--- START Exercise material ---
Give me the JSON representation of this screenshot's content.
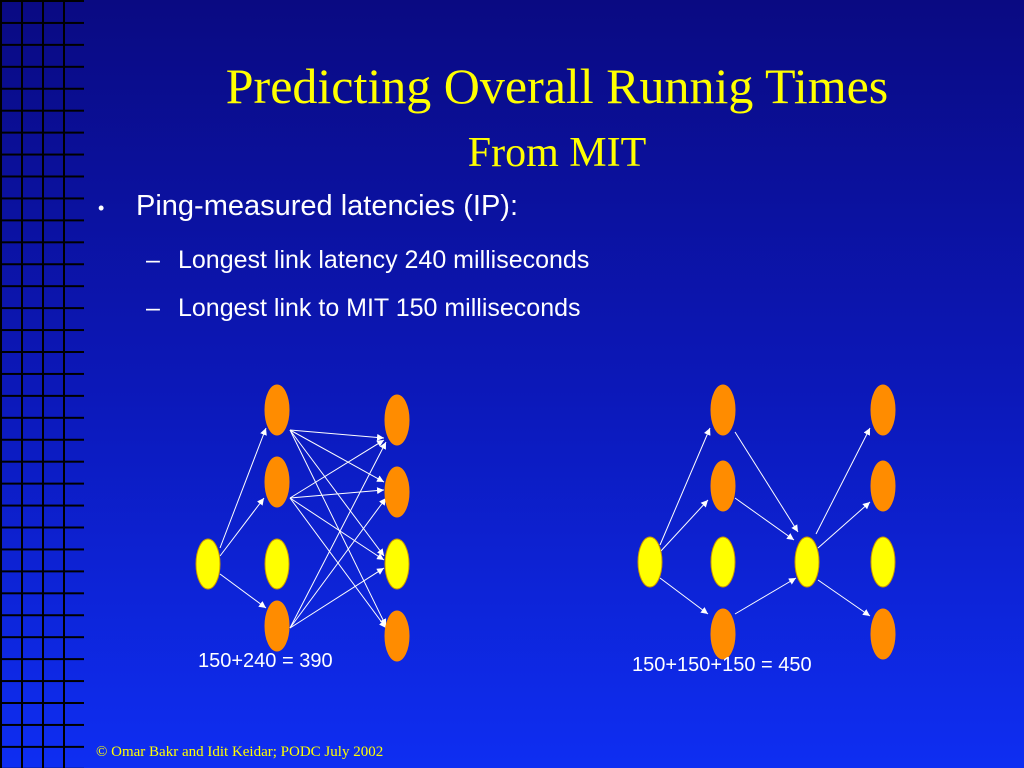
{
  "slide": {
    "title": "Predicting Overall Runnig Times",
    "subtitle": "From MIT",
    "bullet_marker": "•",
    "bullet": "Ping-measured latencies (IP):",
    "sub_marker": "–",
    "sub_bullets": [
      "Longest link latency 240 milliseconds",
      "Longest link to MIT 150 milliseconds"
    ],
    "left_equation": "150+240 = 390",
    "right_equation": "150+150+150 = 450",
    "footer": "© Omar Bakr and Idit Keidar; PODC July 2002"
  },
  "colors": {
    "background_top": "#0a0a82",
    "background_bottom": "#0e2ef2",
    "title": "#ffff00",
    "text": "#ffffff",
    "node_orange": "#ff8c00",
    "node_yellow": "#ffff00",
    "edge": "#ffffff"
  }
}
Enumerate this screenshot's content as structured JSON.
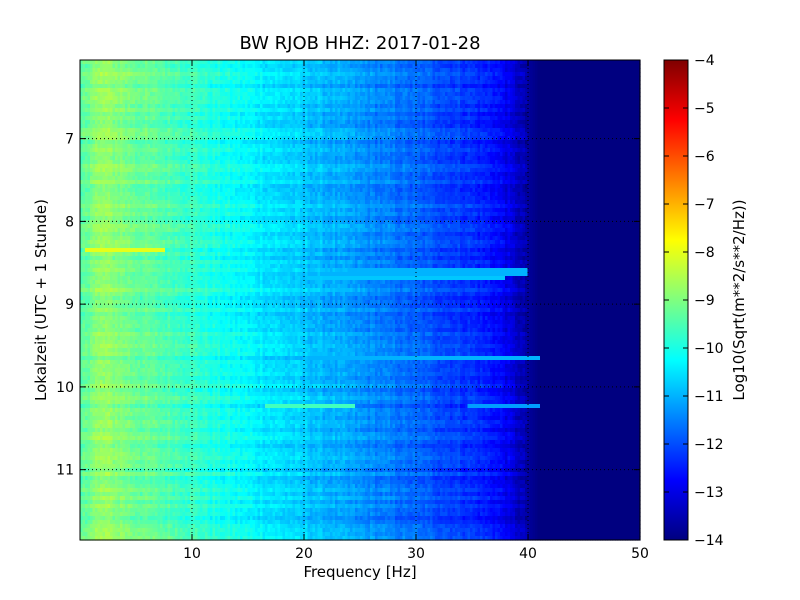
--- END Exercise material ---
=== Set exercise ===
Reproduce the listing word for word and omit its pictures.

=== Output of the task ===
Give me the JSON representation of this screenshot's content.
{
  "slide": {
    "title": "Predicting Overall Runnig Times",
    "subtitle": "From MIT",
    "bullet_marker": "•",
    "bullet": "Ping-measured latencies (IP):",
    "sub_marker": "–",
    "sub_bullets": [
      "Longest link latency 240 milliseconds",
      "Longest link to MIT 150 milliseconds"
    ],
    "left_equation": "150+240 = 390",
    "right_equation": "150+150+150 = 450",
    "footer": "© Omar Bakr and Idit Keidar; PODC July 2002"
  },
  "colors": {
    "background_top": "#0a0a82",
    "background_bottom": "#0e2ef2",
    "title": "#ffff00",
    "text": "#ffffff",
    "node_orange": "#ff8c00",
    "node_yellow": "#ffff00",
    "edge": "#ffffff"
  }
}
Enumerate this screenshot's content as structured JSON.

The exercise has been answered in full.